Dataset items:
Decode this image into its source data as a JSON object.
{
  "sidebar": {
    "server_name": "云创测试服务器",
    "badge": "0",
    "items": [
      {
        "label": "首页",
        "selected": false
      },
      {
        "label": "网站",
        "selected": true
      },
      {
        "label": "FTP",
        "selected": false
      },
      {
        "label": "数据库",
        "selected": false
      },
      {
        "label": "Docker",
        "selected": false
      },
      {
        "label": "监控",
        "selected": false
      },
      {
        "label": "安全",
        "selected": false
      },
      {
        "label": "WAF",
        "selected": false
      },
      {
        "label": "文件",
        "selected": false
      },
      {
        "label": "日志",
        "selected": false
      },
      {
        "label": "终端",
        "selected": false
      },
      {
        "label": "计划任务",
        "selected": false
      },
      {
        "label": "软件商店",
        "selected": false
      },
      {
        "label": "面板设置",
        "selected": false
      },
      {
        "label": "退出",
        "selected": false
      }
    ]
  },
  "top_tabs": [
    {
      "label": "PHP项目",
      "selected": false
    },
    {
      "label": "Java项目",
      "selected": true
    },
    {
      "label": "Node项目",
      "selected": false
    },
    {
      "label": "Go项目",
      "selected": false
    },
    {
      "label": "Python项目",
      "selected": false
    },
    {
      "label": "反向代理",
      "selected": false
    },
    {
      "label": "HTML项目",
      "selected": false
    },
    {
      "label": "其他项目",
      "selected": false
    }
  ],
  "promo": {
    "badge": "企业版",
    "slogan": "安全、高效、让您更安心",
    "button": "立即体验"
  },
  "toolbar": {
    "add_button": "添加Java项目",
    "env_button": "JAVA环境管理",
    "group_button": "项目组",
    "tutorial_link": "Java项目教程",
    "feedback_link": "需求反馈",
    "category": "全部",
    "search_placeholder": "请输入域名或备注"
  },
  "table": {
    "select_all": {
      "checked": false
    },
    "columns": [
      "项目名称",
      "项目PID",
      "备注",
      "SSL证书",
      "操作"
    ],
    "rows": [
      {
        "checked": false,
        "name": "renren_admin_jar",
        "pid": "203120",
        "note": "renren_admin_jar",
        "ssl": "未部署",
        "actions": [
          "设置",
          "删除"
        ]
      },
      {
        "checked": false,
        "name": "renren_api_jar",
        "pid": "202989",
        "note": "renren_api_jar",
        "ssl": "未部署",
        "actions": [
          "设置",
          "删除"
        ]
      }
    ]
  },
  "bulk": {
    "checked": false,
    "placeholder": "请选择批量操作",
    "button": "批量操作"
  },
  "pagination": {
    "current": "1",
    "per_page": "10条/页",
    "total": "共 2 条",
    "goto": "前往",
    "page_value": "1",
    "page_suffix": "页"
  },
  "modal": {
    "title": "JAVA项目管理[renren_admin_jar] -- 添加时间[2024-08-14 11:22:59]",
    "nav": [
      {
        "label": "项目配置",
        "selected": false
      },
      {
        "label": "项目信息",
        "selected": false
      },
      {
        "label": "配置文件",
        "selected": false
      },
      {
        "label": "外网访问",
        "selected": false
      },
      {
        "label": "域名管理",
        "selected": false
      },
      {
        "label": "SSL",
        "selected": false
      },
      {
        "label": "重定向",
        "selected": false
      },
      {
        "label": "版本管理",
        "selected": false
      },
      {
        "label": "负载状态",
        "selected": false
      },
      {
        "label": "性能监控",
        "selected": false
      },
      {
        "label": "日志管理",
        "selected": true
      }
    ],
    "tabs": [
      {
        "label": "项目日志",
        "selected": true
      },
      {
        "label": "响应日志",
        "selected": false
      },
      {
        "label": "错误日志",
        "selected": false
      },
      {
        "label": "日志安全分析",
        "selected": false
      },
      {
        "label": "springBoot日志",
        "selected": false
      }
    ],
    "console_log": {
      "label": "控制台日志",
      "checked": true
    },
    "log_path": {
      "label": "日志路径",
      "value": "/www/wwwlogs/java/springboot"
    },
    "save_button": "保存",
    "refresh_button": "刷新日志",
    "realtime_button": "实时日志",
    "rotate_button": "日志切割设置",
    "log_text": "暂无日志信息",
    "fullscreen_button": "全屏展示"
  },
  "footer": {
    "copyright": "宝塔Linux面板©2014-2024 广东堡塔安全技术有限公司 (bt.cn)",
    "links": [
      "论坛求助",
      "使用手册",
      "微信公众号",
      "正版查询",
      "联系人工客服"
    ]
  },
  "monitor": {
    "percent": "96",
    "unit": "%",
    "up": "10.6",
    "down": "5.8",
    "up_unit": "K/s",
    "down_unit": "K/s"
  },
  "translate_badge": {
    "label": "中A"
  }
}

*Exercise directions*. Restate all of the entries above precisely.

*Exercise output*.
Decode this image into its source data as a JSON object.
{
  "sidebar": {
    "server_name": "云创测试服务器",
    "badge": "0",
    "items": [
      {
        "label": "首页",
        "selected": false
      },
      {
        "label": "网站",
        "selected": true
      },
      {
        "label": "FTP",
        "selected": false
      },
      {
        "label": "数据库",
        "selected": false
      },
      {
        "label": "Docker",
        "selected": false
      },
      {
        "label": "监控",
        "selected": false
      },
      {
        "label": "安全",
        "selected": false
      },
      {
        "label": "WAF",
        "selected": false
      },
      {
        "label": "文件",
        "selected": false
      },
      {
        "label": "日志",
        "selected": false
      },
      {
        "label": "终端",
        "selected": false
      },
      {
        "label": "计划任务",
        "selected": false
      },
      {
        "label": "软件商店",
        "selected": false
      },
      {
        "label": "面板设置",
        "selected": false
      },
      {
        "label": "退出",
        "selected": false
      }
    ]
  },
  "top_tabs": [
    {
      "label": "PHP项目",
      "selected": false
    },
    {
      "label": "Java项目",
      "selected": true
    },
    {
      "label": "Node项目",
      "selected": false
    },
    {
      "label": "Go项目",
      "selected": false
    },
    {
      "label": "Python项目",
      "selected": false
    },
    {
      "label": "反向代理",
      "selected": false
    },
    {
      "label": "HTML项目",
      "selected": false
    },
    {
      "label": "其他项目",
      "selected": false
    }
  ],
  "promo": {
    "badge": "企业版",
    "slogan": "安全、高效、让您更安心",
    "button": "立即体验"
  },
  "toolbar": {
    "add_button": "添加Java项目",
    "env_button": "JAVA环境管理",
    "group_button": "项目组",
    "tutorial_link": "Java项目教程",
    "feedback_link": "需求反馈",
    "category": "全部",
    "search_placeholder": "请输入域名或备注"
  },
  "table": {
    "select_all": {
      "checked": false
    },
    "columns": [
      "项目名称",
      "项目PID",
      "备注",
      "SSL证书",
      "操作"
    ],
    "rows": [
      {
        "checked": false,
        "name": "renren_admin_jar",
        "pid": "203120",
        "note": "renren_admin_jar",
        "ssl": "未部署",
        "actions": [
          "设置",
          "删除"
        ]
      },
      {
        "checked": false,
        "name": "renren_api_jar",
        "pid": "202989",
        "note": "renren_api_jar",
        "ssl": "未部署",
        "actions": [
          "设置",
          "删除"
        ]
      }
    ]
  },
  "bulk": {
    "checked": false,
    "placeholder": "请选择批量操作",
    "button": "批量操作"
  },
  "pagination": {
    "current": "1",
    "per_page": "10条/页",
    "total": "共 2 条",
    "goto": "前往",
    "page_value": "1",
    "page_suffix": "页"
  },
  "modal": {
    "title": "JAVA项目管理[renren_admin_jar] -- 添加时间[2024-08-14 11:22:59]",
    "nav": [
      {
        "label": "项目配置",
        "selected": false
      },
      {
        "label": "项目信息",
        "selected": false
      },
      {
        "label": "配置文件",
        "selected": false
      },
      {
        "label": "外网访问",
        "selected": false
      },
      {
        "label": "域名管理",
        "selected": false
      },
      {
        "label": "SSL",
        "selected": false
      },
      {
        "label": "重定向",
        "selected": false
      },
      {
        "label": "版本管理",
        "selected": false
      },
      {
        "label": "负载状态",
        "selected": false
      },
      {
        "label": "性能监控",
        "selected": false
      },
      {
        "label": "日志管理",
        "selected": true
      }
    ],
    "tabs": [
      {
        "label": "项目日志",
        "selected": true
      },
      {
        "label": "响应日志",
        "selected": false
      },
      {
        "label": "错误日志",
        "selected": false
      },
      {
        "label": "日志安全分析",
        "selected": false
      },
      {
        "label": "springBoot日志",
        "selected": false
      }
    ],
    "console_log": {
      "label": "控制台日志",
      "checked": true
    },
    "log_path": {
      "label": "日志路径",
      "value": "/www/wwwlogs/java/springboot"
    },
    "save_button": "保存",
    "refresh_button": "刷新日志",
    "realtime_button": "实时日志",
    "rotate_button": "日志切割设置",
    "log_text": "暂无日志信息",
    "fullscreen_button": "全屏展示"
  },
  "footer": {
    "copyright": "宝塔Linux面板©2014-2024 广东堡塔安全技术有限公司 (bt.cn)",
    "links": [
      "论坛求助",
      "使用手册",
      "微信公众号",
      "正版查询",
      "联系人工客服"
    ]
  },
  "monitor": {
    "percent": "96",
    "unit": "%",
    "up": "10.6",
    "down": "5.8",
    "up_unit": "K/s",
    "down_unit": "K/s"
  },
  "translate_badge": {
    "label": "中A"
  }
}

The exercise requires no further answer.